*Exercise aim*
Determine how many lines of the material hold the string "subtitle" and reply with only that number.

*Extracted data*
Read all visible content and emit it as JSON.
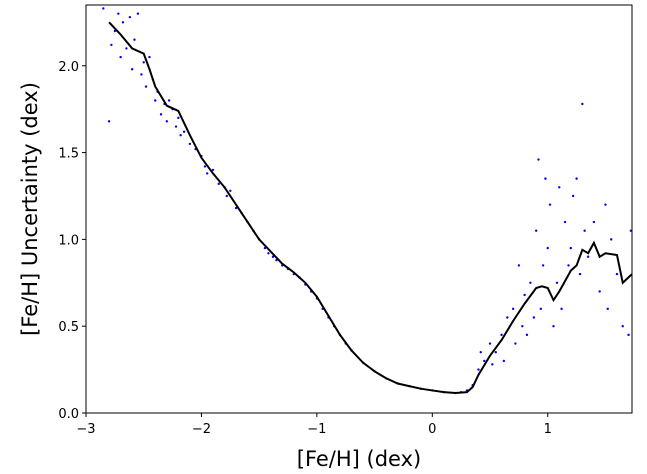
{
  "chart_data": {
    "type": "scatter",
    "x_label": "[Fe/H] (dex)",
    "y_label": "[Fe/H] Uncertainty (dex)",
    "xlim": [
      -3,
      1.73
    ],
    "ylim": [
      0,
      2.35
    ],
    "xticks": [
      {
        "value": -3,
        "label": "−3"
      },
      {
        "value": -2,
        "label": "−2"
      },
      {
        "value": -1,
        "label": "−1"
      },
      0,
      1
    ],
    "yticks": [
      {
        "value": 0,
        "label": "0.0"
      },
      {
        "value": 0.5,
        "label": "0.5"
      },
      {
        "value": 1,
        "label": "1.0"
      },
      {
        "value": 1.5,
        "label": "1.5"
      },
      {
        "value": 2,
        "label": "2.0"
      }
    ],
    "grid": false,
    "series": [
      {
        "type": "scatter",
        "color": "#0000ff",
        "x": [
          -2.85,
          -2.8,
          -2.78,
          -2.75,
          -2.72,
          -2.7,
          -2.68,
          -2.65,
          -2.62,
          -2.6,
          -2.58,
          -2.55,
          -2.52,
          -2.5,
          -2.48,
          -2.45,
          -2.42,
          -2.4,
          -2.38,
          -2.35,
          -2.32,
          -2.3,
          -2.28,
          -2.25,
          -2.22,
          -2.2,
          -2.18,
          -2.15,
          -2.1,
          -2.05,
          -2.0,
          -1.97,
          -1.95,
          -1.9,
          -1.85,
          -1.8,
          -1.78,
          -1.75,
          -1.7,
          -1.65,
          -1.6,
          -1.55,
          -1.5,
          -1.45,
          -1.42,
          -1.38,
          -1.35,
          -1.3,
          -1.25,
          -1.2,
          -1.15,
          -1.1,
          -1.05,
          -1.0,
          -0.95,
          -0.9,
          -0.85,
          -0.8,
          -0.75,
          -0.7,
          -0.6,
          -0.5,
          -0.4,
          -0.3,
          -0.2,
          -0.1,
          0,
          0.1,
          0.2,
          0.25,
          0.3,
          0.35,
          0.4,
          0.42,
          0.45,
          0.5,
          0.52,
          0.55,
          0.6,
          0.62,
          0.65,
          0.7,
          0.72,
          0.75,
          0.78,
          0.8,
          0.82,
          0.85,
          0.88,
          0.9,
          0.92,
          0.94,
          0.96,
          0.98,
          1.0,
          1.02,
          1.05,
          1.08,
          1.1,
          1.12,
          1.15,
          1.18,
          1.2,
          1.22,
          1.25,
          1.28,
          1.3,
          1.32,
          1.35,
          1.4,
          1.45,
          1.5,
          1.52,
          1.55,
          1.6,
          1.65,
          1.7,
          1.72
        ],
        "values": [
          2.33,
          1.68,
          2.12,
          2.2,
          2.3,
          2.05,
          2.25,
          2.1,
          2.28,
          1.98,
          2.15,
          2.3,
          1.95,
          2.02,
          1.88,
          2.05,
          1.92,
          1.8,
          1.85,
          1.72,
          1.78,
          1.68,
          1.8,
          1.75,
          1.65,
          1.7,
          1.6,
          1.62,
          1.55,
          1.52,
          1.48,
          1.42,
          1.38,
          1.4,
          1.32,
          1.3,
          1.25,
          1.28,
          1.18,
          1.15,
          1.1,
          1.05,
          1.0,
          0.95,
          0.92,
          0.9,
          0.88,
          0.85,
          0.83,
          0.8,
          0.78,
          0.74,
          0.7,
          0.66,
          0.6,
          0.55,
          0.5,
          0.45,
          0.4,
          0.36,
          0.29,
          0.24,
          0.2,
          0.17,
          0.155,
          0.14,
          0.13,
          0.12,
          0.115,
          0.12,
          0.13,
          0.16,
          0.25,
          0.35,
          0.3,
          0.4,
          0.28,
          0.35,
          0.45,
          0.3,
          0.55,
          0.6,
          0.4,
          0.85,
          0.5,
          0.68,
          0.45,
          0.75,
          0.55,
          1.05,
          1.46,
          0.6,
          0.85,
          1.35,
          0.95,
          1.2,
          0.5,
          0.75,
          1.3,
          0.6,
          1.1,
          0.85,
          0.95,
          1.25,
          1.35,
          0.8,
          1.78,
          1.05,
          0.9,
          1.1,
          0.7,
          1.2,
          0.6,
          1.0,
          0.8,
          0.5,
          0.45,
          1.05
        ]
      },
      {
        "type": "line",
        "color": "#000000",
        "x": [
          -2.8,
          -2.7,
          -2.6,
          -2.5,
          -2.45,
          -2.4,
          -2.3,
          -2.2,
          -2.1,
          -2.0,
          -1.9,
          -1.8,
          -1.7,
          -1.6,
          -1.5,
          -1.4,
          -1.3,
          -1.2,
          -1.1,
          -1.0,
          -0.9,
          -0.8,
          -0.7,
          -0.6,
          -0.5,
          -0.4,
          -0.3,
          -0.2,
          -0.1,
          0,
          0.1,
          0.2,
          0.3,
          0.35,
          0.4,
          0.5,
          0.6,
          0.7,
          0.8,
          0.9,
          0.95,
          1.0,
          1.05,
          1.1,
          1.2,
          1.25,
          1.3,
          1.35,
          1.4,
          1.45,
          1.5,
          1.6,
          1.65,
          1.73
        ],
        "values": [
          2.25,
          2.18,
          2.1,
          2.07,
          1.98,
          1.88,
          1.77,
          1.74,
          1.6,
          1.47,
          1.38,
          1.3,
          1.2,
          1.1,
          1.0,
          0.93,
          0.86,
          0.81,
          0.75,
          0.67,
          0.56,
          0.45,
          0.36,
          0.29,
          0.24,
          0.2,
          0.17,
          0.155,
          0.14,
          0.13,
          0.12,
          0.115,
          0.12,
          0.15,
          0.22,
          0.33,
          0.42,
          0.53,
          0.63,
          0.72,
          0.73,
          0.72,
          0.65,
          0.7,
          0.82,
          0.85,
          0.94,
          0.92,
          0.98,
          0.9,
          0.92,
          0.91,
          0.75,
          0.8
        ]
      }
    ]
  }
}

...

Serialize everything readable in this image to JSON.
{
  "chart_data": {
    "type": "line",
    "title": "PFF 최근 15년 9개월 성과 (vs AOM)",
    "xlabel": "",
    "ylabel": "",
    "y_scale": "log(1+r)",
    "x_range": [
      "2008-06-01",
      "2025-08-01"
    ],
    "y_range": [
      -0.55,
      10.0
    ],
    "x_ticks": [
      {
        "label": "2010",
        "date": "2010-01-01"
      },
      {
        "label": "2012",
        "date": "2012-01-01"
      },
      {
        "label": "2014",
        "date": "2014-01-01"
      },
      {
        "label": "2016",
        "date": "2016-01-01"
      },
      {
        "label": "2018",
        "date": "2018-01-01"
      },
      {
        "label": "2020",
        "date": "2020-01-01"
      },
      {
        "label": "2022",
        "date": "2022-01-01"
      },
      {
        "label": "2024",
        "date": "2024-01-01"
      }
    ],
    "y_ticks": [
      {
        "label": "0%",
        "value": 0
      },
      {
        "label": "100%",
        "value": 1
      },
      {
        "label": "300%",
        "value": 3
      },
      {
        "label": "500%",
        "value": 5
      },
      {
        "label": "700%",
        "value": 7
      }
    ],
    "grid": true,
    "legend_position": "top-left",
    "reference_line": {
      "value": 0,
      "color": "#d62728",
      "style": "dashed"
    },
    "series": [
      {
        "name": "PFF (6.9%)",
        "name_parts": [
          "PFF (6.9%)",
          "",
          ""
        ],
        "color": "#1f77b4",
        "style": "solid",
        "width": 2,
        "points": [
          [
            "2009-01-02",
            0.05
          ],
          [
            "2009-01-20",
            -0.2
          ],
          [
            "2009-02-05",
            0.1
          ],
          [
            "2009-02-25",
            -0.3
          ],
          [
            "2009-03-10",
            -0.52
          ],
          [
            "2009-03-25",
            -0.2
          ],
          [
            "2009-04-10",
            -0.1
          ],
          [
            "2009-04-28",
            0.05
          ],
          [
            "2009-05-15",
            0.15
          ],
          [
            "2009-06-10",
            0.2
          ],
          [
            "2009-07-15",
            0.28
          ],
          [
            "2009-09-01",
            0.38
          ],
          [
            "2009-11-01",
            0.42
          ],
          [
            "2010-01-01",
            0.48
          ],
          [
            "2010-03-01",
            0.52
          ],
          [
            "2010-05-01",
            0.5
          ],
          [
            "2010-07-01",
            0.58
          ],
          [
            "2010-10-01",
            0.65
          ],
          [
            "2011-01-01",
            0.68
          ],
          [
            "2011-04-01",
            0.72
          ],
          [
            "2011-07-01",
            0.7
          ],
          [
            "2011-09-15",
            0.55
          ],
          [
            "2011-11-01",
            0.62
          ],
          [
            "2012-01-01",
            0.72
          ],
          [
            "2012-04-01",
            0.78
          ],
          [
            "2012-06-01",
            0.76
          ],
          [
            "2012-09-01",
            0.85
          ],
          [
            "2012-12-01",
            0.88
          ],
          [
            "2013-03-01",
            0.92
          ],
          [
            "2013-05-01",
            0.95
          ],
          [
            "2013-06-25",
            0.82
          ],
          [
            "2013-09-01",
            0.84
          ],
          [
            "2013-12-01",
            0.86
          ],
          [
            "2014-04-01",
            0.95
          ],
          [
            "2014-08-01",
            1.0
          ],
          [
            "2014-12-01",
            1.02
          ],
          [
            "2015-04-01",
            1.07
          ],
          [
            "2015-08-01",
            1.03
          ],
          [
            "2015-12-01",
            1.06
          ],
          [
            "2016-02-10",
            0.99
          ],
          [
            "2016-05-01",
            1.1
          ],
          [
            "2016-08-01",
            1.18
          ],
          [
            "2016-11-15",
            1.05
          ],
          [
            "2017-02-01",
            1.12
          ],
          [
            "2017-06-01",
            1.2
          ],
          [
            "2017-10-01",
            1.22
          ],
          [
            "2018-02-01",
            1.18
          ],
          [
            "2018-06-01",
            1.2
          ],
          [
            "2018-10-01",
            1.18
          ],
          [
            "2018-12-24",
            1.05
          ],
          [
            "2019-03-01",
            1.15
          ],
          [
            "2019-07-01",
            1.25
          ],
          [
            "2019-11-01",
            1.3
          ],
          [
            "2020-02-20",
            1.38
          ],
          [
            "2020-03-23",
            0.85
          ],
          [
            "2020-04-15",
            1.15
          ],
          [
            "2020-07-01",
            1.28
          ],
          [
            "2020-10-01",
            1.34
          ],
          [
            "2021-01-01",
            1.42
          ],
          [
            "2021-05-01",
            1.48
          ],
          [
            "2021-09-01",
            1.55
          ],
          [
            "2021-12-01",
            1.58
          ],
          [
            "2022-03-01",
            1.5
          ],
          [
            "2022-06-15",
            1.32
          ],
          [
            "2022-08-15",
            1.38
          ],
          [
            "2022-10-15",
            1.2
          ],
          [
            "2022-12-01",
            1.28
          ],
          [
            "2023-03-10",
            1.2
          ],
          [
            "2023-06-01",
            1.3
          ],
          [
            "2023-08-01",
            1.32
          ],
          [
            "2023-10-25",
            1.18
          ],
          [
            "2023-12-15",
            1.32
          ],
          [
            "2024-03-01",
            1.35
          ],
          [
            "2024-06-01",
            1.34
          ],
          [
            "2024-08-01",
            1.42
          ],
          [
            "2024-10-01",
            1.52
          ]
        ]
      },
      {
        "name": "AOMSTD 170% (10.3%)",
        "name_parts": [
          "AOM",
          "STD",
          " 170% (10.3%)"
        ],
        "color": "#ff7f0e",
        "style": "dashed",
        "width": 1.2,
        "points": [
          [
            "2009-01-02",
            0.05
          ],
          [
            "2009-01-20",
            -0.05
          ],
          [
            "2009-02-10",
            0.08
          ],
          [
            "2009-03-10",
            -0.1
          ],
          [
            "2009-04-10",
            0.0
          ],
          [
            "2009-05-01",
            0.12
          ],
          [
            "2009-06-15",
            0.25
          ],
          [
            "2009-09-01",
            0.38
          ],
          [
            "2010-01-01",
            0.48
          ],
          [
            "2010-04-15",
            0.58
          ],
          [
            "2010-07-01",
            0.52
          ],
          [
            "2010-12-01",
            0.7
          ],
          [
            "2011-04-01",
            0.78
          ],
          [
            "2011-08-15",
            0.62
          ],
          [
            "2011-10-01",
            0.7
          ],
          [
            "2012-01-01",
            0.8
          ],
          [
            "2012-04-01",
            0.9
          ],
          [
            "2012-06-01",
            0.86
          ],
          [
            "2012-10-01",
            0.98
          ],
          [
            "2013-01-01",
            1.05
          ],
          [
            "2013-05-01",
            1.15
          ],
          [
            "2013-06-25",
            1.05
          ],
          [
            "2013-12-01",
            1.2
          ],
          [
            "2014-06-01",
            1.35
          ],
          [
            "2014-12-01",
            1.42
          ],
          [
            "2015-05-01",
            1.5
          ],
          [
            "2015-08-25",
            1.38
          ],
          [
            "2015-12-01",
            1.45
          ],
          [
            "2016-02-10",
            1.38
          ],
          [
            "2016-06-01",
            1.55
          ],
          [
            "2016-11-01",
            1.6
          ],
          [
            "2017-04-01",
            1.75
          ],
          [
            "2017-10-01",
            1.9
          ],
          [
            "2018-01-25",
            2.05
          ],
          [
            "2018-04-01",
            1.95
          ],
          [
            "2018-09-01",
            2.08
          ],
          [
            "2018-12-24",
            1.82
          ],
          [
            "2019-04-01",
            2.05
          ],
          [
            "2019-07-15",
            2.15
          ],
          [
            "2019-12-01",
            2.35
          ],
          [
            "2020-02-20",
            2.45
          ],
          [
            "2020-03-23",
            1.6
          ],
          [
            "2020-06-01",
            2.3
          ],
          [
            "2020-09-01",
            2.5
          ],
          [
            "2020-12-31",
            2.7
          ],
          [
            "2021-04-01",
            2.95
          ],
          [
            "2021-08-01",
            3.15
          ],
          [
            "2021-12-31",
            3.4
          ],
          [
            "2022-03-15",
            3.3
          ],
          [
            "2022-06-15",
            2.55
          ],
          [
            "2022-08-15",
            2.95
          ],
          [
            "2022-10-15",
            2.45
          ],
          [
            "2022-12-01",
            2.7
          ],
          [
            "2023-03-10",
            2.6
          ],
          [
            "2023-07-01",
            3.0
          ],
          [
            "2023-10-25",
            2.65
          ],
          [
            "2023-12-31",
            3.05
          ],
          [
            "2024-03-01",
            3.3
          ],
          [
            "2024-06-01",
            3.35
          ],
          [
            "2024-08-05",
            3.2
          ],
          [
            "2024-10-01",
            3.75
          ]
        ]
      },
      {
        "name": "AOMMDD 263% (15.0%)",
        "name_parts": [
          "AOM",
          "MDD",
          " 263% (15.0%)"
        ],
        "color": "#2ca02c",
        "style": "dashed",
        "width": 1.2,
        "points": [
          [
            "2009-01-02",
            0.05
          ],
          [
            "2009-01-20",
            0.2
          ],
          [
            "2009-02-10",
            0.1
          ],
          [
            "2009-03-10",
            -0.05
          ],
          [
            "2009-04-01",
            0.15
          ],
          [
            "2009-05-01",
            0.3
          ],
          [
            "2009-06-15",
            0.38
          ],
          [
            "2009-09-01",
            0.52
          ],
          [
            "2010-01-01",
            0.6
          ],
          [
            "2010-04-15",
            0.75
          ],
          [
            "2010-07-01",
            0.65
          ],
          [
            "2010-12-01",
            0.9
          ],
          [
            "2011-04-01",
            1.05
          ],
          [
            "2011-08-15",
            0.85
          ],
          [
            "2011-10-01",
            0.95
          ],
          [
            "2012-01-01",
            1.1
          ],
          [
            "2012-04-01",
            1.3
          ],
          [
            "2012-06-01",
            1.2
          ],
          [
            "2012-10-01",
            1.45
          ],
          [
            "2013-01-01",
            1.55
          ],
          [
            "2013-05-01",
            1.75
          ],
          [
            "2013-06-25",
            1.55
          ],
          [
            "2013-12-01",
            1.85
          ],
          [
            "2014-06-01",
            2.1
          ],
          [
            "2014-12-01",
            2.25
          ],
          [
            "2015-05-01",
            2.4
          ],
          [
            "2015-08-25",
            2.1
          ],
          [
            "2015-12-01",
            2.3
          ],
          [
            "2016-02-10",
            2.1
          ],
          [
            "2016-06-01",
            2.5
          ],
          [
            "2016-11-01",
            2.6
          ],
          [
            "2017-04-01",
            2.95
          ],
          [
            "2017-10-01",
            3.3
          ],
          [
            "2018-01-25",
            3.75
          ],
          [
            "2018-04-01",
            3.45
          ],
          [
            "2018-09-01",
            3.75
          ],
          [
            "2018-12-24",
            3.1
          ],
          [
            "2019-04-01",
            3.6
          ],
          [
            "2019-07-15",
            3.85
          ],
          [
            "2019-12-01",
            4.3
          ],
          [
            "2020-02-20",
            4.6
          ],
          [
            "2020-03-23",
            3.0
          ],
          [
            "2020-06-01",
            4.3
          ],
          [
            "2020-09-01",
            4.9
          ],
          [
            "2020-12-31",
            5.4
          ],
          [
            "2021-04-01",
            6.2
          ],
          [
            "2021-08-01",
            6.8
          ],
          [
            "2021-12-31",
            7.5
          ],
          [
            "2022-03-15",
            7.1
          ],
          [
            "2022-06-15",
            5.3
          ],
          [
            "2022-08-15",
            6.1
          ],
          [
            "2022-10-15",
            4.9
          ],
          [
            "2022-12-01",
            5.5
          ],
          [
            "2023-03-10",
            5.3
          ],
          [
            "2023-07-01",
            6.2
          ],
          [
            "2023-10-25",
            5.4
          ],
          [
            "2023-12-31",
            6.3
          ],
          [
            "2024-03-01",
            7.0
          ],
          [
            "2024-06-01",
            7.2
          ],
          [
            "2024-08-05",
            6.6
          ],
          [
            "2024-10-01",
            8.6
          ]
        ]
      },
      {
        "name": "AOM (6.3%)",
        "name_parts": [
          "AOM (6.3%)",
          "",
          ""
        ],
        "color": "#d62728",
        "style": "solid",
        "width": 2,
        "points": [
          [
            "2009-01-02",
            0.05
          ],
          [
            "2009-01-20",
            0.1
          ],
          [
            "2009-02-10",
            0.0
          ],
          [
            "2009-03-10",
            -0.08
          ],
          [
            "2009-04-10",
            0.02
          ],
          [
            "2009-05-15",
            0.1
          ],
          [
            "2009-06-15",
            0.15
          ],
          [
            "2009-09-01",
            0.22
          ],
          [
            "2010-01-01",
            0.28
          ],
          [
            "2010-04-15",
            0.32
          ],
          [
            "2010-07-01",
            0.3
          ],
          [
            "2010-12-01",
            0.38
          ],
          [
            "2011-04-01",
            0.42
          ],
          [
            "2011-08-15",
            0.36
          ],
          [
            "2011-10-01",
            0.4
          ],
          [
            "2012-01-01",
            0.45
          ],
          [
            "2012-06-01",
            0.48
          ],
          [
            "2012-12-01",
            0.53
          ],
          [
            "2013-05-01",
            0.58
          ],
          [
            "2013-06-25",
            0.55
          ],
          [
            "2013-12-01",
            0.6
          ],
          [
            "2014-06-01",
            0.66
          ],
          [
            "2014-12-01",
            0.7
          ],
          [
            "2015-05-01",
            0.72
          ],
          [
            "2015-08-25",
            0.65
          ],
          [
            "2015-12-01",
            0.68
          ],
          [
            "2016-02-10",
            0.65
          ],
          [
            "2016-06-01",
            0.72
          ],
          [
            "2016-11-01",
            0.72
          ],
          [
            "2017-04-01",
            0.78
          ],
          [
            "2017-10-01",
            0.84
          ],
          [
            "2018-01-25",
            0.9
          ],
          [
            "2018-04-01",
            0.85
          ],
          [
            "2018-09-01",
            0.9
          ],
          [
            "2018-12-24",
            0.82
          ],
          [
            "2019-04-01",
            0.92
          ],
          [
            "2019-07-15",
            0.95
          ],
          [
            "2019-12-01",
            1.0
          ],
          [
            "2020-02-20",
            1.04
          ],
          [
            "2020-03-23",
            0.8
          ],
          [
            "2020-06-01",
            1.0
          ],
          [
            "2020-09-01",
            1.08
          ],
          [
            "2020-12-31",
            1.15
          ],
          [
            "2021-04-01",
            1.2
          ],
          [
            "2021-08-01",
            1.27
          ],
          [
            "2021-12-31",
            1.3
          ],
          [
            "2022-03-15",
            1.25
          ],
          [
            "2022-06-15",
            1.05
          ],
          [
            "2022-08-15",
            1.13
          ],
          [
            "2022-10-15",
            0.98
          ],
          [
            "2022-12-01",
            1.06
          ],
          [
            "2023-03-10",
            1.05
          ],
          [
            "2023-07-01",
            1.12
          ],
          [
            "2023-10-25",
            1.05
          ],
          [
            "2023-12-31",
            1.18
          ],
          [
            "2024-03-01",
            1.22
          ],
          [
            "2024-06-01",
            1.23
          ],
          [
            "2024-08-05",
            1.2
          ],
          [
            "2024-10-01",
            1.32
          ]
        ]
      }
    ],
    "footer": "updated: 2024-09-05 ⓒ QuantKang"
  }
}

...

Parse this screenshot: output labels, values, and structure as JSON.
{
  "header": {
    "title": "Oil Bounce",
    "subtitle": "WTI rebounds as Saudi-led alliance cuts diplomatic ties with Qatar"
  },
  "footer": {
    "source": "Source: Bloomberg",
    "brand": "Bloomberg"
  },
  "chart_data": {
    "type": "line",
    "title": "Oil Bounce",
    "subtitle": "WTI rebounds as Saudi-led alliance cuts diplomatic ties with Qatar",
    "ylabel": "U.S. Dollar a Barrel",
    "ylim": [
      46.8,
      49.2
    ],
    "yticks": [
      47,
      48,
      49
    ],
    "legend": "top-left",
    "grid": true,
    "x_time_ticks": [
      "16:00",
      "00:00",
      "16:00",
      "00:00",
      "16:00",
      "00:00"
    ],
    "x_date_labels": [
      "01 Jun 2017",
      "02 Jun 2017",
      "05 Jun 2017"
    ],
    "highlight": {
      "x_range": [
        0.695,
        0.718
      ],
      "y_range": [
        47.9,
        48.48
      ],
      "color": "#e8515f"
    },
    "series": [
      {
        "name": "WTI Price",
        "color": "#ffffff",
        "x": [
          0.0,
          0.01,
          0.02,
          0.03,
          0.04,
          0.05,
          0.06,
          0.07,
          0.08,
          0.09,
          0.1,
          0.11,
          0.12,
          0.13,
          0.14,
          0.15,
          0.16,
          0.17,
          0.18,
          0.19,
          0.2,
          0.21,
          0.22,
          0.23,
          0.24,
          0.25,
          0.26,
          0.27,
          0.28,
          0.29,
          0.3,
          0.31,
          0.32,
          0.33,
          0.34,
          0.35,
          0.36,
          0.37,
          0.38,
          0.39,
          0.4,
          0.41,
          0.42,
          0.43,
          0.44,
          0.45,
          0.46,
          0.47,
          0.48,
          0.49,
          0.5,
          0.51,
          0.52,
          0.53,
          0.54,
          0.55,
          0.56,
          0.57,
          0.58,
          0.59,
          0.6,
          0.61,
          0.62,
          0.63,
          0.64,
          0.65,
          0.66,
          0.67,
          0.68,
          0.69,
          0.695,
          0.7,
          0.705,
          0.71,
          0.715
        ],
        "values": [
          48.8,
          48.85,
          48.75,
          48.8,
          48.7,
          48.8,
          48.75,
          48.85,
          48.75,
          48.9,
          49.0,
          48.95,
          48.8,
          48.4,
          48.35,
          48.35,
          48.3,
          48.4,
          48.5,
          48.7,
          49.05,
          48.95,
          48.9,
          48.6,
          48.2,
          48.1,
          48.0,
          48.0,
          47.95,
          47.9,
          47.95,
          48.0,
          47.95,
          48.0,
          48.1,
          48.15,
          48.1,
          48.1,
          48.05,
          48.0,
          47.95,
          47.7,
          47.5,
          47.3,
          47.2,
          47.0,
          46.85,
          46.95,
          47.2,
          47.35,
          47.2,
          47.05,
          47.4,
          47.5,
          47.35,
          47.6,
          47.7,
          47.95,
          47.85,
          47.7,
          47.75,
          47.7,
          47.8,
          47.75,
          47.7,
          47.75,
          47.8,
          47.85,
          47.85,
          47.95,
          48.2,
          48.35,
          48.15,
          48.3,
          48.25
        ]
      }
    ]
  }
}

*Finished task*
2